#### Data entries

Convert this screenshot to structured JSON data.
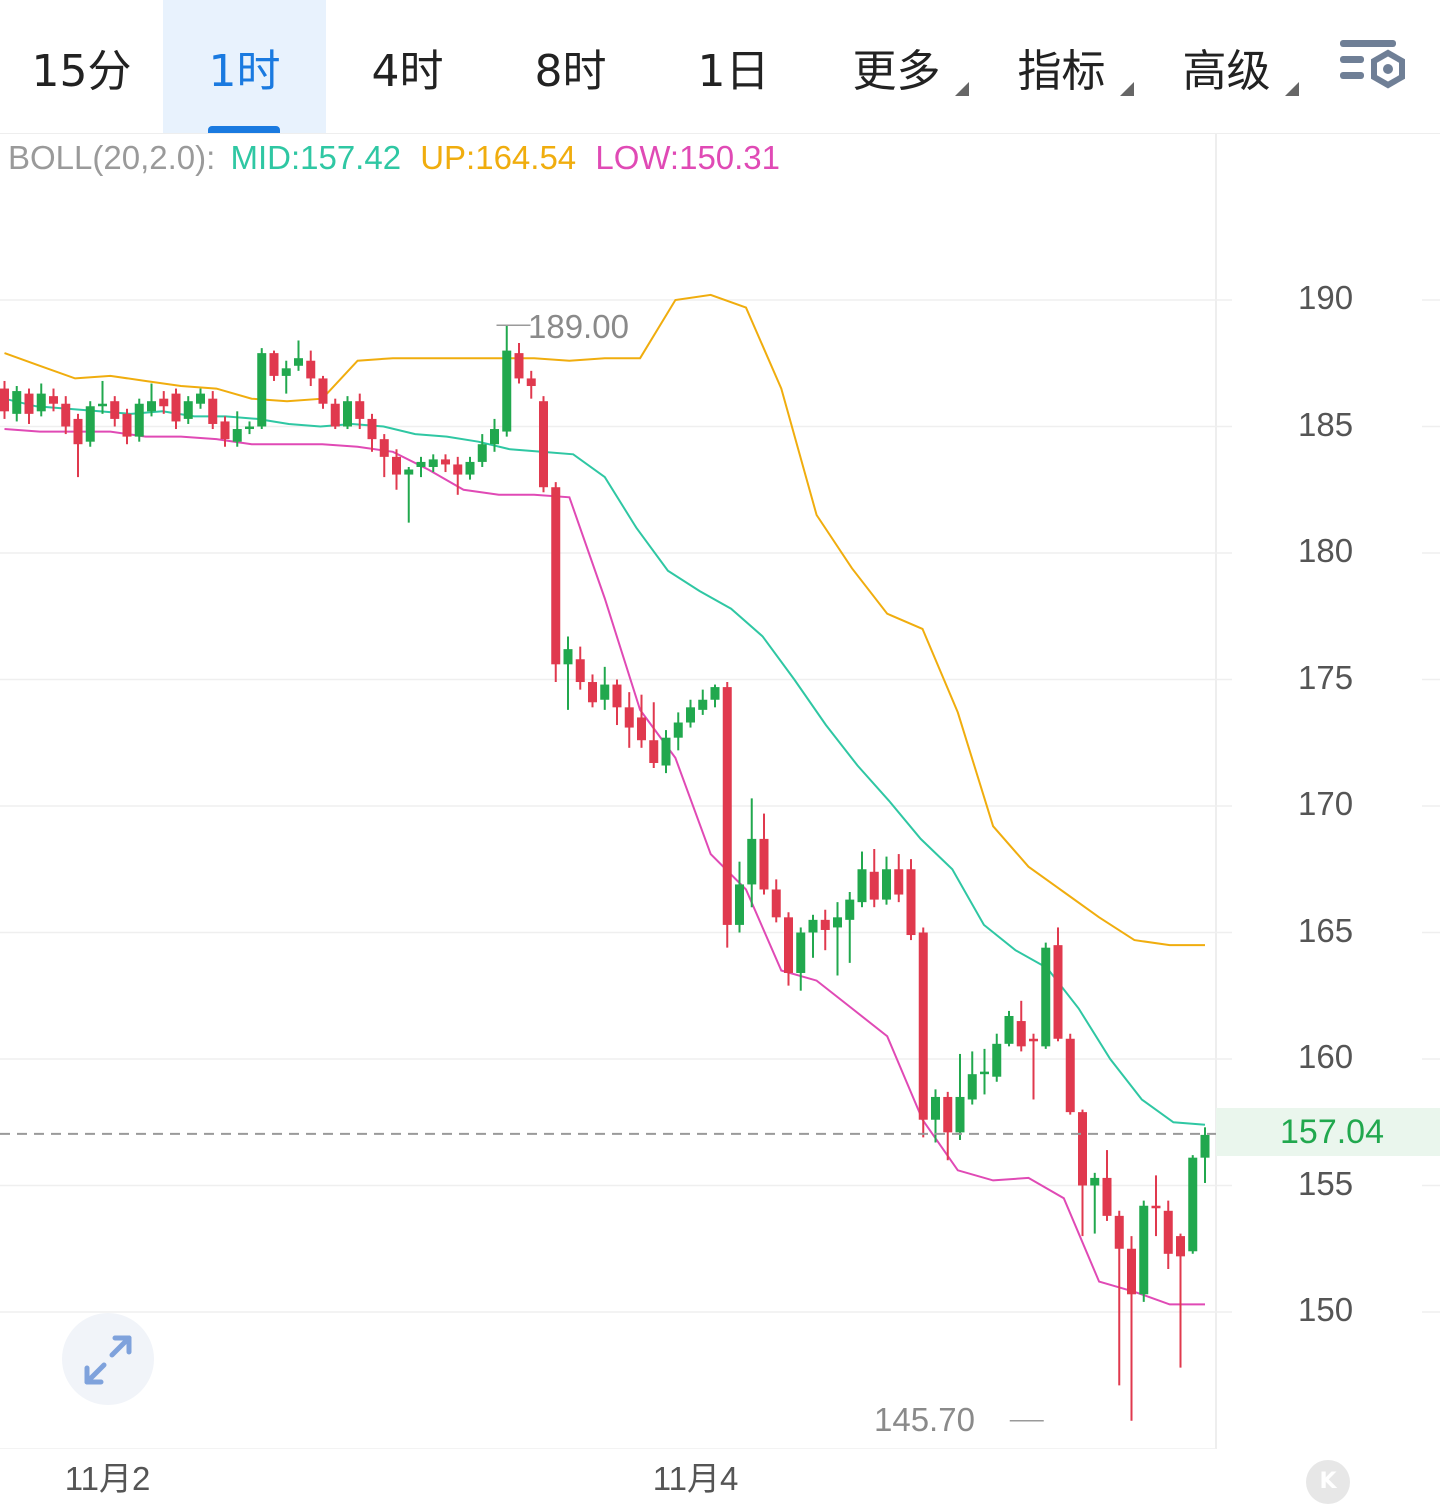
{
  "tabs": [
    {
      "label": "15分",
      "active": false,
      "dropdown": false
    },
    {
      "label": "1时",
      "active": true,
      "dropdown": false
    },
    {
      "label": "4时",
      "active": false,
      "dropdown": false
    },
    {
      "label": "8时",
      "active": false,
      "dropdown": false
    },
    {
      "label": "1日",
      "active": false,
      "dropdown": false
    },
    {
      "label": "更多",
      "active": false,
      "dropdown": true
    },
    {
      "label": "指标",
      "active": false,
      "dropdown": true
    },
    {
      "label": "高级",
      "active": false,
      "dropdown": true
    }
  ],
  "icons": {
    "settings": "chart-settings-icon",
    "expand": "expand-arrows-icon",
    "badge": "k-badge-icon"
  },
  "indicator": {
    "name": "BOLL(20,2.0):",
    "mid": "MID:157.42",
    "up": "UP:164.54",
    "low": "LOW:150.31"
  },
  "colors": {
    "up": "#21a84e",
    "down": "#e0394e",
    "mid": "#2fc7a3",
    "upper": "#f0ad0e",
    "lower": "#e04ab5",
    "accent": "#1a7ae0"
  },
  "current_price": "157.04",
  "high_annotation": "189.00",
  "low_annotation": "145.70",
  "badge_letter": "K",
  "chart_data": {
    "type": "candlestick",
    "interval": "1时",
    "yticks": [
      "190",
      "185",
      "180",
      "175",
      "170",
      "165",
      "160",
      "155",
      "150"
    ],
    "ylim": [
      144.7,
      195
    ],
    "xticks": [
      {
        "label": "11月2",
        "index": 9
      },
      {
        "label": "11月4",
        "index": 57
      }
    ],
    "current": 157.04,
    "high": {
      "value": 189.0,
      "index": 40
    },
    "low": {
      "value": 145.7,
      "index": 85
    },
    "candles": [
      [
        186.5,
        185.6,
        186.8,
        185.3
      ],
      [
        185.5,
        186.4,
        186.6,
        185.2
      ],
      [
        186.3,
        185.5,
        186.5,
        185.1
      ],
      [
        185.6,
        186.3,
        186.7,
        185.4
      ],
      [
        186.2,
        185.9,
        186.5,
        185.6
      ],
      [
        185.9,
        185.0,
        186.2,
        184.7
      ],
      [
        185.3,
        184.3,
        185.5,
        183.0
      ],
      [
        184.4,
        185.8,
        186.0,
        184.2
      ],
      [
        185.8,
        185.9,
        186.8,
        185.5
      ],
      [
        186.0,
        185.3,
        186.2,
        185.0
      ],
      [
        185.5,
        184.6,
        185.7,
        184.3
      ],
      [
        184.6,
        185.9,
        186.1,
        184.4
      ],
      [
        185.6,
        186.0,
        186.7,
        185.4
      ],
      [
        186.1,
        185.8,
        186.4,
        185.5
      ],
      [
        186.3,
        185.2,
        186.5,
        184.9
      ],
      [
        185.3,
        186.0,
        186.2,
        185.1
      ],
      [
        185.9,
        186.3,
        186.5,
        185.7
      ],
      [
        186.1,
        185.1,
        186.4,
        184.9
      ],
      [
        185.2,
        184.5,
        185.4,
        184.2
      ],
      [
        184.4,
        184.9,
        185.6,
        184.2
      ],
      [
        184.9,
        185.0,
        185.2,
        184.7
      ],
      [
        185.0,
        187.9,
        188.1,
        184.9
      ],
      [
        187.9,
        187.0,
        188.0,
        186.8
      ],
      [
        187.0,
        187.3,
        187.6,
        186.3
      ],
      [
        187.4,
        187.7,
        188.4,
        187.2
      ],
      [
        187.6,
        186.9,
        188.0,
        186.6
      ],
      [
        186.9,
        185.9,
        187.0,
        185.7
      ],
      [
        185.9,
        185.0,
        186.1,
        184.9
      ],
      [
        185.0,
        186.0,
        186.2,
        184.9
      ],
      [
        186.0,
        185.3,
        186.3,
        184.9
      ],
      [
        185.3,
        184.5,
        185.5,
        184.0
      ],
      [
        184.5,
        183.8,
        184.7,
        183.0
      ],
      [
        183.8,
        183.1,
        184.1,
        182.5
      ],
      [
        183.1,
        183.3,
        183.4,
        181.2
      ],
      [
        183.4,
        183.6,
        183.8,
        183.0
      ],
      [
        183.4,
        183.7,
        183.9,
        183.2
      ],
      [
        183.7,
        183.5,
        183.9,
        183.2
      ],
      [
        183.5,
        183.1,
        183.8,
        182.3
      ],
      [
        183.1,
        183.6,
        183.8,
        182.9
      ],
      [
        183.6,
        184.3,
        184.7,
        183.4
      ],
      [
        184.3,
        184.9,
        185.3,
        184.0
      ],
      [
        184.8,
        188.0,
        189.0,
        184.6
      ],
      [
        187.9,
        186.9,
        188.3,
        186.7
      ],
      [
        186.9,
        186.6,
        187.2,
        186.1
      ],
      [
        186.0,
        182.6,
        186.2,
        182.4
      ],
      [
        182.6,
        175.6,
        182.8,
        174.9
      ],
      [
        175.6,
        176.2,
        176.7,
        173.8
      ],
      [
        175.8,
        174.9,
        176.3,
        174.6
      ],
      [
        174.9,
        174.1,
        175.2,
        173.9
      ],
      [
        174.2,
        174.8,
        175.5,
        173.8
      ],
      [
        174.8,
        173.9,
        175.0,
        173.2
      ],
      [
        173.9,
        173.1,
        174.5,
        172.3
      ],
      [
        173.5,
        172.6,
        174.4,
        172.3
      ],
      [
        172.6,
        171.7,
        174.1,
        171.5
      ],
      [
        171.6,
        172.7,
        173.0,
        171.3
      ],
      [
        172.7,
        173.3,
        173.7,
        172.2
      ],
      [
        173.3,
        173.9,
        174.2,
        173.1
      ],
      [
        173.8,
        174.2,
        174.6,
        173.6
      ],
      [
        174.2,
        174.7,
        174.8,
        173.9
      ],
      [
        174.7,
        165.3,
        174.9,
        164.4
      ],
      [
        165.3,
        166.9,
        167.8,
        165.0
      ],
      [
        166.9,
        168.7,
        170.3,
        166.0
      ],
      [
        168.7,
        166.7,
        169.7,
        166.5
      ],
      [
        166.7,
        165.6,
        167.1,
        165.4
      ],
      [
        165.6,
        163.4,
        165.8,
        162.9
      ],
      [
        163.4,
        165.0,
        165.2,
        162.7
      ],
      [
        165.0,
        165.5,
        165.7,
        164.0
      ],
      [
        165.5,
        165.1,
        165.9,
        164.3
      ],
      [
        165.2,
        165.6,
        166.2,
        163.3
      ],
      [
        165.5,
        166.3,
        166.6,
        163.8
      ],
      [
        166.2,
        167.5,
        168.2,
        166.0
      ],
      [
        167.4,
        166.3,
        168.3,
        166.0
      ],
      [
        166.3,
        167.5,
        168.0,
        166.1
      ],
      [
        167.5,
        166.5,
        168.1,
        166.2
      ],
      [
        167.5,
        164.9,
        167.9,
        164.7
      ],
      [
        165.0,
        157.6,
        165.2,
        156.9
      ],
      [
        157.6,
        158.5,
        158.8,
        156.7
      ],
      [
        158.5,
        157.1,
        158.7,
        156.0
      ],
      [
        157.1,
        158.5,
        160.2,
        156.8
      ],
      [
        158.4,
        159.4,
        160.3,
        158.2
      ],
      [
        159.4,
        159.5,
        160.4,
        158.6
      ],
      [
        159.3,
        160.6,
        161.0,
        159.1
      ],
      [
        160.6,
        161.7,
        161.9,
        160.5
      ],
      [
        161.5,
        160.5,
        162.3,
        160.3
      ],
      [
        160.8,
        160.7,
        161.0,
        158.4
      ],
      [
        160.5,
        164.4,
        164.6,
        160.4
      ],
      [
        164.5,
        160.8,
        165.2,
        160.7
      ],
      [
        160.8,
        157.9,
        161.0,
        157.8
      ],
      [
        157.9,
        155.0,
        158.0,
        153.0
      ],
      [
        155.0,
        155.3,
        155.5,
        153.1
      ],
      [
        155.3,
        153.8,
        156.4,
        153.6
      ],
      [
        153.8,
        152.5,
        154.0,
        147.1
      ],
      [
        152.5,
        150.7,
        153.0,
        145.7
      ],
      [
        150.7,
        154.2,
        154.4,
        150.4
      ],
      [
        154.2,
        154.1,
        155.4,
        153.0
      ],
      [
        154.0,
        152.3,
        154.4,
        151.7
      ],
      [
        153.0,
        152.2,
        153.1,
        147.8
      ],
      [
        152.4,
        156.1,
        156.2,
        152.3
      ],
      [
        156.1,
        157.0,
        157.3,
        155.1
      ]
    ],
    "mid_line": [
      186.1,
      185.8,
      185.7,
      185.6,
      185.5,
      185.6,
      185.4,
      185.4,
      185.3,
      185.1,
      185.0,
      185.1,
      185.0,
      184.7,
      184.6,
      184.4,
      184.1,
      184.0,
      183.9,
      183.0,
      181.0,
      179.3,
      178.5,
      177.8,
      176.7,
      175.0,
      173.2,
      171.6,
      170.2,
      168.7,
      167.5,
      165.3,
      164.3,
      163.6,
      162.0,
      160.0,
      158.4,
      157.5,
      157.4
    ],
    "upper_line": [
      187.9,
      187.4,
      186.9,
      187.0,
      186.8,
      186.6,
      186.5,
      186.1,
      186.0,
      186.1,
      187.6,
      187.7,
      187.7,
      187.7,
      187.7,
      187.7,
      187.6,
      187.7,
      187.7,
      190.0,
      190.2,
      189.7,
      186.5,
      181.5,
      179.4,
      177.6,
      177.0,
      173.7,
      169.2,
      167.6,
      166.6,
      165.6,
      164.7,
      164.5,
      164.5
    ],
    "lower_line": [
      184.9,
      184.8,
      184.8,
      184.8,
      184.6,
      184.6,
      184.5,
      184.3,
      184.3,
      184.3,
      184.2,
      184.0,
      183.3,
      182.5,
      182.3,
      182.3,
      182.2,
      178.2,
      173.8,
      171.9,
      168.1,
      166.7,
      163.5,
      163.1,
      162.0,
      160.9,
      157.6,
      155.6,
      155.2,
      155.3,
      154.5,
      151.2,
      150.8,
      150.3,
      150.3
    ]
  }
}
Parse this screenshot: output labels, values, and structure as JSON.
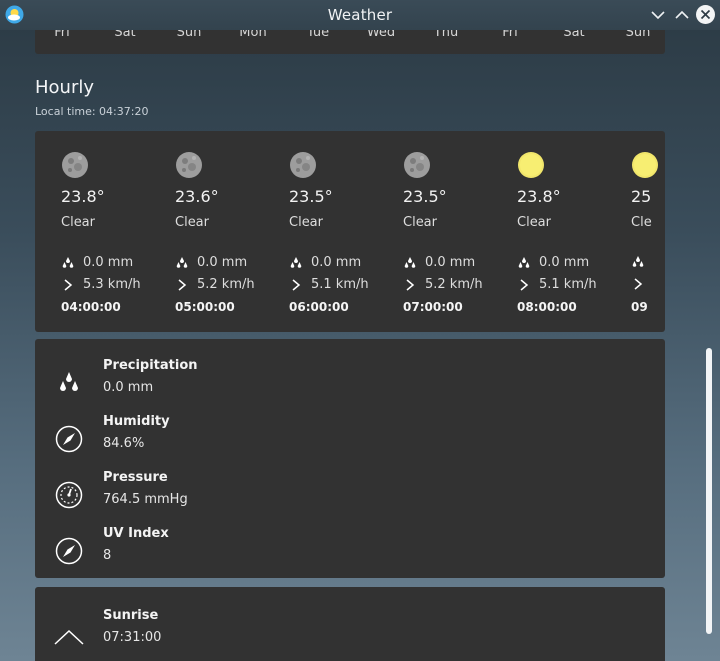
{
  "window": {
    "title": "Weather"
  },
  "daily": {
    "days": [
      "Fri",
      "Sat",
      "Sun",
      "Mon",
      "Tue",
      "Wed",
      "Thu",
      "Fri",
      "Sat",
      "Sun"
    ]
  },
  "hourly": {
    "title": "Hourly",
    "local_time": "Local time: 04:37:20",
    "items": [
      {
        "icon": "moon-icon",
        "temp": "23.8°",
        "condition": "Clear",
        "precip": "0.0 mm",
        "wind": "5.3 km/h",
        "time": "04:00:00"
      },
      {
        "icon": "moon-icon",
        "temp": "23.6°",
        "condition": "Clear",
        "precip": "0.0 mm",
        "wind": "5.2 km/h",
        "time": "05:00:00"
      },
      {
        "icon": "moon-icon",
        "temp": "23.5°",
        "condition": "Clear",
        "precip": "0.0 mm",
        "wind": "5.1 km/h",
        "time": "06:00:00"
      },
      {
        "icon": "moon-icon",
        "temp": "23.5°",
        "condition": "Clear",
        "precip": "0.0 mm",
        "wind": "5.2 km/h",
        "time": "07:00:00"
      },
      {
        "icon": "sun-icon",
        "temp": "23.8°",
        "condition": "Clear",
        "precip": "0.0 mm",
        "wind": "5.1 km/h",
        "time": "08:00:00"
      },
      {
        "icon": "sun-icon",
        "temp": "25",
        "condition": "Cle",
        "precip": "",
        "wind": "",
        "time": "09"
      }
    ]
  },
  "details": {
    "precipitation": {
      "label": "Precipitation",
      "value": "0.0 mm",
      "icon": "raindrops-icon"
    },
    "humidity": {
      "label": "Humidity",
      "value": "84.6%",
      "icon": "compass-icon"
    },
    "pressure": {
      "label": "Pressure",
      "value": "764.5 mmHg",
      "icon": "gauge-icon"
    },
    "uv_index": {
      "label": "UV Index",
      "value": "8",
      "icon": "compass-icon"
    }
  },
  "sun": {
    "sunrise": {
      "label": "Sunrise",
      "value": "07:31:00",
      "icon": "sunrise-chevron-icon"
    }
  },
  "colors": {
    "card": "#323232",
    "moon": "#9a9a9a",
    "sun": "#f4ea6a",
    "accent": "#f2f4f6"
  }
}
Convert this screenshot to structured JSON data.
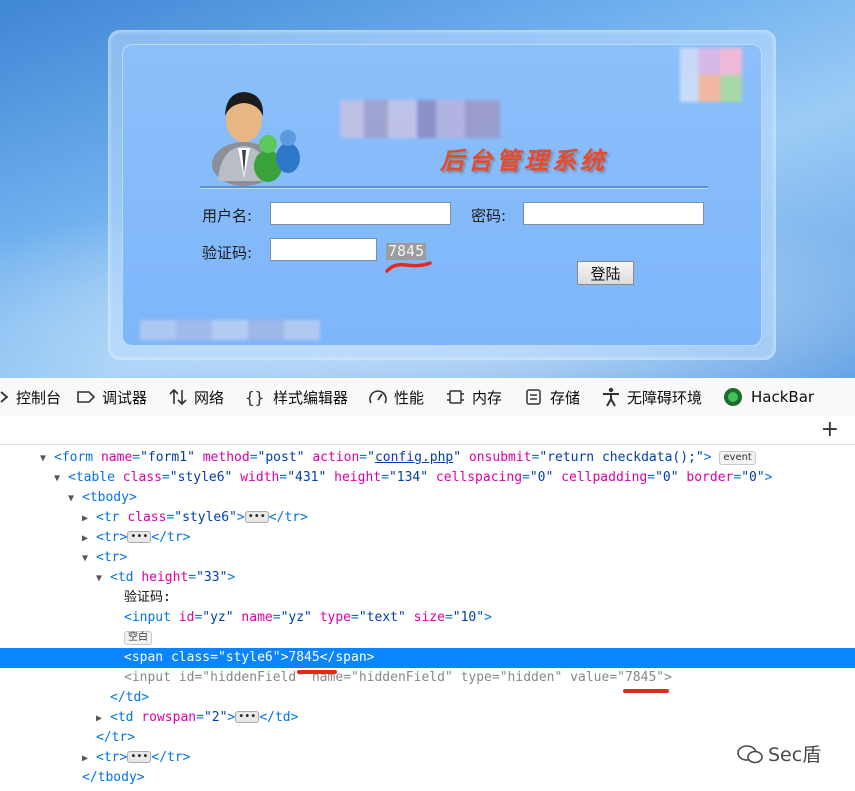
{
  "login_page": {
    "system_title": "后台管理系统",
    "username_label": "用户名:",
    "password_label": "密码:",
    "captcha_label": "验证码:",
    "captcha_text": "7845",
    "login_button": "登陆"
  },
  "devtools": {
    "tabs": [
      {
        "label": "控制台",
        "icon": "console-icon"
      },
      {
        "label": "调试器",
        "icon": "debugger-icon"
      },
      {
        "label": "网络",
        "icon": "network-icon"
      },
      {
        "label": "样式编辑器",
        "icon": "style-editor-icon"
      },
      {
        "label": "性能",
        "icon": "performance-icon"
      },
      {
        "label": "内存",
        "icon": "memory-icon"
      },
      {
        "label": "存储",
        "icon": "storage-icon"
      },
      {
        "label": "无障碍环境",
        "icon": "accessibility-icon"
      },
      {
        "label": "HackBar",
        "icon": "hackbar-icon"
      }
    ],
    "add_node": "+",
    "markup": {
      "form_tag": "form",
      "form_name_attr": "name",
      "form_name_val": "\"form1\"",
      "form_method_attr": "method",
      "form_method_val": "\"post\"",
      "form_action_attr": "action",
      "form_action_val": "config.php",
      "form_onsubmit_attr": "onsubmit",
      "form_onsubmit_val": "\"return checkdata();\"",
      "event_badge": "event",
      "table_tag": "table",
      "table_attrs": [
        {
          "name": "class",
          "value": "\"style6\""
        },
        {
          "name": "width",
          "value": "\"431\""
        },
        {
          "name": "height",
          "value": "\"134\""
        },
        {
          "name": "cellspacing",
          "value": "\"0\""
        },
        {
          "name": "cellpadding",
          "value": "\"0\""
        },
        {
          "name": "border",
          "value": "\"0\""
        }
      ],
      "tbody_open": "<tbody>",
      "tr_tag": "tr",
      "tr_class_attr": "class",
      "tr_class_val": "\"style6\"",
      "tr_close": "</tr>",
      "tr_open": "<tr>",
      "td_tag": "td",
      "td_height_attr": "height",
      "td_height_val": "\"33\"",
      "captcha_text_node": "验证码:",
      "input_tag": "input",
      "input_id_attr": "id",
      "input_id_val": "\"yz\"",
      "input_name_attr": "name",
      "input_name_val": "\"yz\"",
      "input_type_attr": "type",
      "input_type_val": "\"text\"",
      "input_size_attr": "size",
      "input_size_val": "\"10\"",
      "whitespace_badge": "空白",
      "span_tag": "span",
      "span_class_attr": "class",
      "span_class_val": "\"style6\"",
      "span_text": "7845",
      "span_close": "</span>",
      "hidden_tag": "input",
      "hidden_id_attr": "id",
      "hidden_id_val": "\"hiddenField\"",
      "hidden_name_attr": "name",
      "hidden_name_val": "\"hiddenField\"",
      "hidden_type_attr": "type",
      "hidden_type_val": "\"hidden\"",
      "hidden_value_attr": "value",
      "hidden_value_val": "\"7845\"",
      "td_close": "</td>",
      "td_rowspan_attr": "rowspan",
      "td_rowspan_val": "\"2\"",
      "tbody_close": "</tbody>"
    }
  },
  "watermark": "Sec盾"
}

#### Exercise task
Read the entries and select each line where the word "hiddenField" is found.

#### Correct response
      "hidden_id_val": "\"hiddenField\"",
      "hidden_name_val": "\"hiddenField\"",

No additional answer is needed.